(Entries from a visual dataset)
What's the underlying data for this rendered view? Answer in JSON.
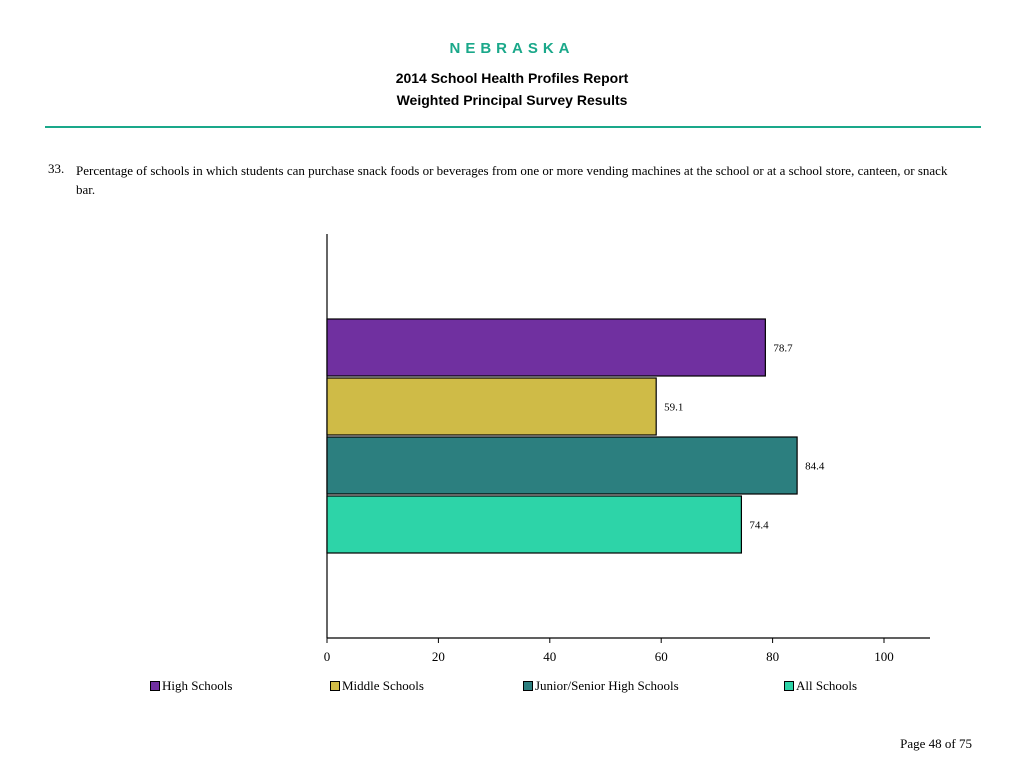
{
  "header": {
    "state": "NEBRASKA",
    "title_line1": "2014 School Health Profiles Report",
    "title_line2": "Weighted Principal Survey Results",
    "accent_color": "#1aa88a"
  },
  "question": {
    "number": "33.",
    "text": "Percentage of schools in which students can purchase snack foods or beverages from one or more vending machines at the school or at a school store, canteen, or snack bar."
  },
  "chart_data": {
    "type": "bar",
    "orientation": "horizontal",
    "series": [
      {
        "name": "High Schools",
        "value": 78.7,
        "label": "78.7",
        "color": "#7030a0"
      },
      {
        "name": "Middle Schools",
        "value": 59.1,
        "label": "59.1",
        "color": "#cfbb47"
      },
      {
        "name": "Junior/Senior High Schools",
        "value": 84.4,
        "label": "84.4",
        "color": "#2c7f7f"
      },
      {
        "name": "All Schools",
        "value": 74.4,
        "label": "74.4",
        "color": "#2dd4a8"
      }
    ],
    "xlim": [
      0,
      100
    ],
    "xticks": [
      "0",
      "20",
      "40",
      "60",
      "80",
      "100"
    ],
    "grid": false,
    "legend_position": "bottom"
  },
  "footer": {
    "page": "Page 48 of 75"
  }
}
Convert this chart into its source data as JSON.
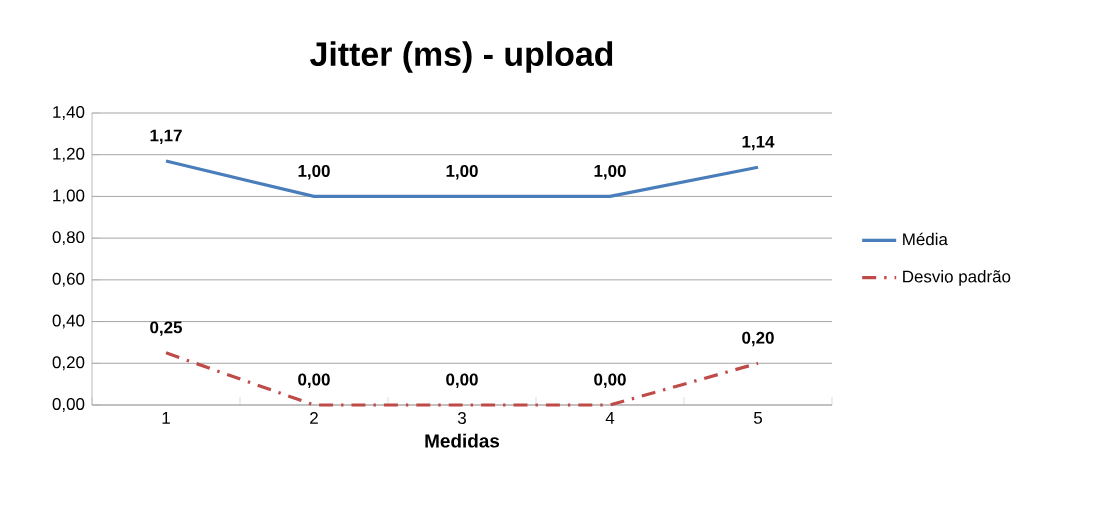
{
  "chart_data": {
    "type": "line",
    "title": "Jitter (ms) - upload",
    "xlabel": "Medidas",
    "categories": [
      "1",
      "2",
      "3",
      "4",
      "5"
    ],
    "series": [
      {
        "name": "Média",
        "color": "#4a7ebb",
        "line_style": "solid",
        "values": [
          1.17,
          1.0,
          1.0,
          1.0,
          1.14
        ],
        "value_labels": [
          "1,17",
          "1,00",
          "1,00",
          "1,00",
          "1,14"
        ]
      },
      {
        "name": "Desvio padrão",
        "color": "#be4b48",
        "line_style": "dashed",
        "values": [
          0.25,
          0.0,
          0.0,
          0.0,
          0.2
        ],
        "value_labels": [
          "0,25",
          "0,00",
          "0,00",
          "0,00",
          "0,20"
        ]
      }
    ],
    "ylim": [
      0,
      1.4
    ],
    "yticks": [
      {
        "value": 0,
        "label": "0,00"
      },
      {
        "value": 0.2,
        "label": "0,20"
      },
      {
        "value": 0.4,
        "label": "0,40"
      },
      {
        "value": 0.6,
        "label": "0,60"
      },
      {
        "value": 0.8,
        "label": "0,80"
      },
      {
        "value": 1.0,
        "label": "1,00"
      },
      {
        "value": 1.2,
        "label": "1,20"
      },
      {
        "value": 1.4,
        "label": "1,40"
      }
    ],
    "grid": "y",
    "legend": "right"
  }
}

WHAT THE TASK ASKS => Pick out all lines containing the string "name".

IN RESPONSE =>
        "name": "High Schools",
        "name": "Middle Schools",
        "name": "Junior/Senior High Schools",
        "name": "All Schools",
        "name": "Média",
        "name": "Desvio padrão",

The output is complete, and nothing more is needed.